* **PROBLEM DESCRIPTION**
Output all the material that follows, exactly as given.

── MATERIAL TO PROCESS ──

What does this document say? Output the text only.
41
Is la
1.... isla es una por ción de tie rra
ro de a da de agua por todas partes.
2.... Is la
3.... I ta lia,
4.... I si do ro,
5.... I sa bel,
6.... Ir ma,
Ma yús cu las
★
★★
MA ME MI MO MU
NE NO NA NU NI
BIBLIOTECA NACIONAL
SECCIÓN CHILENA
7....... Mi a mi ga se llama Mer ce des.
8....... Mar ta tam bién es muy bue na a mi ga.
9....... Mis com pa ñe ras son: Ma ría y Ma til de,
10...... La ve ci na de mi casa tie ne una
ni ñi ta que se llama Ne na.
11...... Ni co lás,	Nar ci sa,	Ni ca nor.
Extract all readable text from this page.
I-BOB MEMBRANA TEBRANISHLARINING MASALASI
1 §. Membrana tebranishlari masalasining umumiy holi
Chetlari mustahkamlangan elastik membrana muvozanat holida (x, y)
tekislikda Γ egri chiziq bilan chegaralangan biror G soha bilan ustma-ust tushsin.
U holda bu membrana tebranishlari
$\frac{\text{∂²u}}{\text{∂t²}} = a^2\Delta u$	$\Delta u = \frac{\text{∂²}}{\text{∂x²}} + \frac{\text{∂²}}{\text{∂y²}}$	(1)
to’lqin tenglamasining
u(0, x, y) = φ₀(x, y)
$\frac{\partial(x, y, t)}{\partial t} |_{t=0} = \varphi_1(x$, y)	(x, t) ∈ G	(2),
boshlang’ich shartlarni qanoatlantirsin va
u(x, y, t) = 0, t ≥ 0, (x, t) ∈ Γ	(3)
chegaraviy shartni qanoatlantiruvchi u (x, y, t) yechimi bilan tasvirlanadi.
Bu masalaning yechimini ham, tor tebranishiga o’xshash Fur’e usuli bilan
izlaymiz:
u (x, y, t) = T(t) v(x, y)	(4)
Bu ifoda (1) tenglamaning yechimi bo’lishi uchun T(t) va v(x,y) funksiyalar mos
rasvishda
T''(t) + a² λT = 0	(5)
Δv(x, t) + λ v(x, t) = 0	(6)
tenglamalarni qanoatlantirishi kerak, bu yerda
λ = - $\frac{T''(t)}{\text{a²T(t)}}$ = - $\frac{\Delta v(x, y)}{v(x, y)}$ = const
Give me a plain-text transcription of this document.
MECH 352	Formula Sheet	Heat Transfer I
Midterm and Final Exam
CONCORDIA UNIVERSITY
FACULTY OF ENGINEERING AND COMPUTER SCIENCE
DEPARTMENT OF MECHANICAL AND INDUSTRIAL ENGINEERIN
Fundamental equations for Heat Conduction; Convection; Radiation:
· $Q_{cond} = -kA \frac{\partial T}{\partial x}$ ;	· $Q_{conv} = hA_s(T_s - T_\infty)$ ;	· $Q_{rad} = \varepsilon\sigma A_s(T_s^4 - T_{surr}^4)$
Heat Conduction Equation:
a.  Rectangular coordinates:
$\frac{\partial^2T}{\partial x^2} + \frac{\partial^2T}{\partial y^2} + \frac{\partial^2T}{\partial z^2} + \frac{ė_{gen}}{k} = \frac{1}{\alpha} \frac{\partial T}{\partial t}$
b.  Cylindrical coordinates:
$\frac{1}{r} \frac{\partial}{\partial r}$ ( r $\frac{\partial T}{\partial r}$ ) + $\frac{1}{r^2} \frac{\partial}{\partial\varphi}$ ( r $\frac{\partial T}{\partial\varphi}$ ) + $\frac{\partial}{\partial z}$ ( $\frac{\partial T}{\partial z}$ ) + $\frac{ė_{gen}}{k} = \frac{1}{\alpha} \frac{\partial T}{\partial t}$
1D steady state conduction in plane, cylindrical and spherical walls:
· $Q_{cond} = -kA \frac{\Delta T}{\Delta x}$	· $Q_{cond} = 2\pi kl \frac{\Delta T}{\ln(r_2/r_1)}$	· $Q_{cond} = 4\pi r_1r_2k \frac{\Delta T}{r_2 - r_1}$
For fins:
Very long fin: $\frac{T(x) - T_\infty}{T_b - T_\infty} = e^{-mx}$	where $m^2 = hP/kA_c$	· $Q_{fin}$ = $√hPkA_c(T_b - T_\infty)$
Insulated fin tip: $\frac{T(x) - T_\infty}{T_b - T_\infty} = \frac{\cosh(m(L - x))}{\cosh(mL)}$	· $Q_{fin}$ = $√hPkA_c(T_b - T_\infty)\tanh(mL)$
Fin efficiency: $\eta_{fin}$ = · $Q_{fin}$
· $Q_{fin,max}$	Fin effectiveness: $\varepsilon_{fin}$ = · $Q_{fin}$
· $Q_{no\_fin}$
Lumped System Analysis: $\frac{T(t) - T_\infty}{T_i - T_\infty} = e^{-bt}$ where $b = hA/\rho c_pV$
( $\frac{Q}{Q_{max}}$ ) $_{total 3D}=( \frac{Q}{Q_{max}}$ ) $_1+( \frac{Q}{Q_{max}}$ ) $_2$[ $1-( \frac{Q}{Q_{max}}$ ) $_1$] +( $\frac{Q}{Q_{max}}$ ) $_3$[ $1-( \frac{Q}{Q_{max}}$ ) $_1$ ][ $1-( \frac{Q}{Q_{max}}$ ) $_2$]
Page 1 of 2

───

* **RESULT BELOW**
What does this document say? Output the text only.
41
Is la
1.... isla es una por ción de tie rra
ro de a da de agua por todas partes.
2.... Is la
3.... I ta lia,
4.... I si do ro,
5.... I sa bel,
6.... Ir ma,
Ma yús cu las
★
★★
MA ME MI MO MU
NE NO NA NU NI
BIBLIOTECA NACIONAL
SECCIÓN CHILENA
7....... Mi a mi ga se llama Mer ce des.
8....... Mar ta tam bién es muy bue na a mi ga.
9....... Mis com pa ñe ras son: Ma ría y Ma til de,
10...... La ve ci na de mi casa tie ne una
ni ñi ta que se llama Ne na.
11...... Ni co lás,	Nar ci sa,	Ni ca nor.
Extract all readable text from this page.
I-BOB MEMBRANA TEBRANISHLARINING MASALASI
1 §. Membrana tebranishlari masalasining umumiy holi
Chetlari mustahkamlangan elastik membrana muvozanat holida (x, y)
tekislikda Γ egri chiziq bilan chegaralangan biror G soha bilan ustma-ust tushsin.
U holda bu membrana tebranishlari
$\frac{\text{∂²u}}{\text{∂t²}} = a^2\Delta u$	$\Delta u = \frac{\text{∂²}}{\text{∂x²}} + \frac{\text{∂²}}{\text{∂y²}}$	(1)
to’lqin tenglamasining
u(0, x, y) = φ₀(x, y)
$\frac{\partial(x, y, t)}{\partial t} |_{t=0} = \varphi_1(x$, y)	(x, t) ∈ G	(2),
boshlang’ich shartlarni qanoatlantirsin va
u(x, y, t) = 0, t ≥ 0, (x, t) ∈ Γ	(3)
chegaraviy shartni qanoatlantiruvchi u (x, y, t) yechimi bilan tasvirlanadi.
Bu masalaning yechimini ham, tor tebranishiga o’xshash Fur’e usuli bilan
izlaymiz:
u (x, y, t) = T(t) v(x, y)	(4)
Bu ifoda (1) tenglamaning yechimi bo’lishi uchun T(t) va v(x,y) funksiyalar mos
rasvishda
T''(t) + a² λT = 0	(5)
Δv(x, t) + λ v(x, t) = 0	(6)
tenglamalarni qanoatlantirishi kerak, bu yerda
λ = - $\frac{T''(t)}{\text{a²T(t)}}$ = - $\frac{\Delta v(x, y)}{v(x, y)}$ = const
Give me a plain-text transcription of this document.
MECH 352	Formula Sheet	Heat Transfer I
Midterm and Final Exam
CONCORDIA UNIVERSITY
FACULTY OF ENGINEERING AND COMPUTER SCIENCE
DEPARTMENT OF MECHANICAL AND INDUSTRIAL ENGINEERIN
Fundamental equations for Heat Conduction; Convection; Radiation:
· $Q_{cond} = -kA \frac{\partial T}{\partial x}$ ;	· $Q_{conv} = hA_s(T_s - T_\infty)$ ;	· $Q_{rad} = \varepsilon\sigma A_s(T_s^4 - T_{surr}^4)$
Heat Conduction Equation:
a.  Rectangular coordinates:
$\frac{\partial^2T}{\partial x^2} + \frac{\partial^2T}{\partial y^2} + \frac{\partial^2T}{\partial z^2} + \frac{ė_{gen}}{k} = \frac{1}{\alpha} \frac{\partial T}{\partial t}$
b.  Cylindrical coordinates:
$\frac{1}{r} \frac{\partial}{\partial r}$ ( r $\frac{\partial T}{\partial r}$ ) + $\frac{1}{r^2} \frac{\partial}{\partial\varphi}$ ( r $\frac{\partial T}{\partial\varphi}$ ) + $\frac{\partial}{\partial z}$ ( $\frac{\partial T}{\partial z}$ ) + $\frac{ė_{gen}}{k} = \frac{1}{\alpha} \frac{\partial T}{\partial t}$
1D steady state conduction in plane, cylindrical and spherical walls:
· $Q_{cond} = -kA \frac{\Delta T}{\Delta x}$	· $Q_{cond} = 2\pi kl \frac{\Delta T}{\ln(r_2/r_1)}$	· $Q_{cond} = 4\pi r_1r_2k \frac{\Delta T}{r_2 - r_1}$
For fins:
Very long fin: $\frac{T(x) - T_\infty}{T_b - T_\infty} = e^{-mx}$	where $m^2 = hP/kA_c$	· $Q_{fin}$ = $√hPkA_c(T_b - T_\infty)$
Insulated fin tip: $\frac{T(x) - T_\infty}{T_b - T_\infty} = \frac{\cosh(m(L - x))}{\cosh(mL)}$	· $Q_{fin}$ = $√hPkA_c(T_b - T_\infty)\tanh(mL)$
Fin efficiency: $\eta_{fin}$ = · $Q_{fin}$
· $Q_{fin,max}$	Fin effectiveness: $\varepsilon_{fin}$ = · $Q_{fin}$
· $Q_{no\_fin}$
Lumped System Analysis: $\frac{T(t) - T_\infty}{T_i - T_\infty} = e^{-bt}$ where $b = hA/\rho c_pV$
( $\frac{Q}{Q_{max}}$ ) $_{total 3D}=( \frac{Q}{Q_{max}}$ ) $_1+( \frac{Q}{Q_{max}}$ ) $_2$[ $1-( \frac{Q}{Q_{max}}$ ) $_1$] +( $\frac{Q}{Q_{max}}$ ) $_3$[ $1-( \frac{Q}{Q_{max}}$ ) $_1$ ][ $1-( \frac{Q}{Q_{max}}$ ) $_2$]
Page 1 of 2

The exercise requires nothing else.